▸ **Your instructions**
Go through the material below and copy each line where the word "name" appears.

▸ **Dataset entries**

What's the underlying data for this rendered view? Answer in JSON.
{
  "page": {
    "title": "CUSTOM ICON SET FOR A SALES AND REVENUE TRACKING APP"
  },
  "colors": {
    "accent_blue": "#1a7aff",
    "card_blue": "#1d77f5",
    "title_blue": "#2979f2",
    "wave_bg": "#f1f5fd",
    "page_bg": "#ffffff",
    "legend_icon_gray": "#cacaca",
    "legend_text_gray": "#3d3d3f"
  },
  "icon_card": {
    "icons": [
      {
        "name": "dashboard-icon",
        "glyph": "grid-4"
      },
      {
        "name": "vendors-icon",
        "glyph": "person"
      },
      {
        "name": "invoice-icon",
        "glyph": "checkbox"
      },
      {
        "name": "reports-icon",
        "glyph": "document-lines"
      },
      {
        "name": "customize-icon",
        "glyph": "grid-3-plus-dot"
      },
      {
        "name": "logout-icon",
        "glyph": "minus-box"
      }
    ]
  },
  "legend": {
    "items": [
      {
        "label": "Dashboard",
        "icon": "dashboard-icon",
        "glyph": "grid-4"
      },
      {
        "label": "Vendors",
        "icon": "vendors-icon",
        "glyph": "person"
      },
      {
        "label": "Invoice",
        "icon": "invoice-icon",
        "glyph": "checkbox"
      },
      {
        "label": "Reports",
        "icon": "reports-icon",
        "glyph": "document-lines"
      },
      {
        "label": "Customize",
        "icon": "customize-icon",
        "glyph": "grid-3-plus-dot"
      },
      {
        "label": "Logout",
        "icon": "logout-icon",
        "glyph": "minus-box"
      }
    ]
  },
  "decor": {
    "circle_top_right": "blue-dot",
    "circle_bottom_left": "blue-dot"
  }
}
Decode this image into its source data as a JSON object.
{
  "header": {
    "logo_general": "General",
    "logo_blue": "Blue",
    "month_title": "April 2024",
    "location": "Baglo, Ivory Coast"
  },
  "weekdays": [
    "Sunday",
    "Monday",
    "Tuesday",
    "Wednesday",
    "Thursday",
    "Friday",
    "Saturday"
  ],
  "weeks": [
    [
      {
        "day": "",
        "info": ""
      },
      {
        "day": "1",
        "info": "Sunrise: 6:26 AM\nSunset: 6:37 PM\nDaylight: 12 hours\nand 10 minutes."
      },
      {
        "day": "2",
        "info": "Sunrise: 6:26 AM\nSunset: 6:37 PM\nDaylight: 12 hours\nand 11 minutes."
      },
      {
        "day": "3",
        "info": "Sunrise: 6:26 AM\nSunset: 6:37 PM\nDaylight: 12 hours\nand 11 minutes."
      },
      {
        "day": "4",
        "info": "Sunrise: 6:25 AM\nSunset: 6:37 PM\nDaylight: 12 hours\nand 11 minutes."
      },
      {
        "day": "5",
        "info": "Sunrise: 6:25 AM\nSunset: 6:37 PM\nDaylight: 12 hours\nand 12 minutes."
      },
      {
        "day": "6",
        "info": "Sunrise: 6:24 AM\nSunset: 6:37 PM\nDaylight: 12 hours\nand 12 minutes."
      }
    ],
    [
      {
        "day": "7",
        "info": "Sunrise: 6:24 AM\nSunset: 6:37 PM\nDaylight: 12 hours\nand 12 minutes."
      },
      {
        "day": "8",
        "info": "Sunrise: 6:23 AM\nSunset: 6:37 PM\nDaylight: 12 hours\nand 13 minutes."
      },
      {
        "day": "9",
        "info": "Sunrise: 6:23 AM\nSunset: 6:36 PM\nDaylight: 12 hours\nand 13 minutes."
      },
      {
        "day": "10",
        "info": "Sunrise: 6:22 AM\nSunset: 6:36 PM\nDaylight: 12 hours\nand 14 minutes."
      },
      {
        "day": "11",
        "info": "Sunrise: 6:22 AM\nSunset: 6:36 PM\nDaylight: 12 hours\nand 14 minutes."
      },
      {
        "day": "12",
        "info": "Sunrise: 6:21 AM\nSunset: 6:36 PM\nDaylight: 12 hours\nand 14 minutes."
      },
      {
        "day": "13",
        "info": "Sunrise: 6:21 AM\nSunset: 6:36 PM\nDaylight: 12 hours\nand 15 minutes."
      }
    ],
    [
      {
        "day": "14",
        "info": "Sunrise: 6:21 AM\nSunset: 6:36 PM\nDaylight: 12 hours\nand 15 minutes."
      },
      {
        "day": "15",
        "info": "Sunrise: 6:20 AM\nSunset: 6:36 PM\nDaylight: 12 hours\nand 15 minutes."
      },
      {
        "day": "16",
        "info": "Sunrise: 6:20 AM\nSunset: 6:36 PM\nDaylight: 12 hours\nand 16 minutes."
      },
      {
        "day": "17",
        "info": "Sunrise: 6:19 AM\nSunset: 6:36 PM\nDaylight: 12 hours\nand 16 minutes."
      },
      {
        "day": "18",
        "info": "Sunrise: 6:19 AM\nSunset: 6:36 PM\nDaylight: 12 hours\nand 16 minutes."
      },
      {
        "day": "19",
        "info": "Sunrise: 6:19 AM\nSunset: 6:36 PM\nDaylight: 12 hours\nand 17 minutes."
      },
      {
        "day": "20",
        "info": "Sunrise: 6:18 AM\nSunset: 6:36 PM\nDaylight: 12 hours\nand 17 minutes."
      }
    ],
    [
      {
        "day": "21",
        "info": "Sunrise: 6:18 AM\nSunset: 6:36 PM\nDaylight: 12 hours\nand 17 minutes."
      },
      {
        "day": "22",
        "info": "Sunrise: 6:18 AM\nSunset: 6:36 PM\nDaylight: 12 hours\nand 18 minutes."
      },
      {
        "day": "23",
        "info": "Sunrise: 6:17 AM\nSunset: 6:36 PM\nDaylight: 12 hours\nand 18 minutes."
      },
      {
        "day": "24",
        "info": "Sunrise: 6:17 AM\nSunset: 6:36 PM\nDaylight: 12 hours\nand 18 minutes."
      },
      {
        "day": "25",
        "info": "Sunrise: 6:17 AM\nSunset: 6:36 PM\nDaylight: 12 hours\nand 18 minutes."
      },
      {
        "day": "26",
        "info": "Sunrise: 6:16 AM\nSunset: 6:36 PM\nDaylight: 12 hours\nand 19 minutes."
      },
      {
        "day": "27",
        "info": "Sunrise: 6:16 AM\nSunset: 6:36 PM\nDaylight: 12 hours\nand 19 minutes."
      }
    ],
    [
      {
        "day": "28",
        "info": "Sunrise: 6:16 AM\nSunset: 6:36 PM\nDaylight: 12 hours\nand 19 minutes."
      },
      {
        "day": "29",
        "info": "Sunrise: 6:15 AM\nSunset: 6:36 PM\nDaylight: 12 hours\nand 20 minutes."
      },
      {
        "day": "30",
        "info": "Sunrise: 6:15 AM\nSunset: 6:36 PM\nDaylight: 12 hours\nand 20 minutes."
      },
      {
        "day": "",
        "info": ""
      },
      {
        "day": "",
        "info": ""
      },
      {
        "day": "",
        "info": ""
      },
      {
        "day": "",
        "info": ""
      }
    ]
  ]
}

▸ **Answer for the task**
        "name": "dashboard-icon",
        "name": "vendors-icon",
        "name": "invoice-icon",
        "name": "reports-icon",
        "name": "customize-icon",
        "name": "logout-icon",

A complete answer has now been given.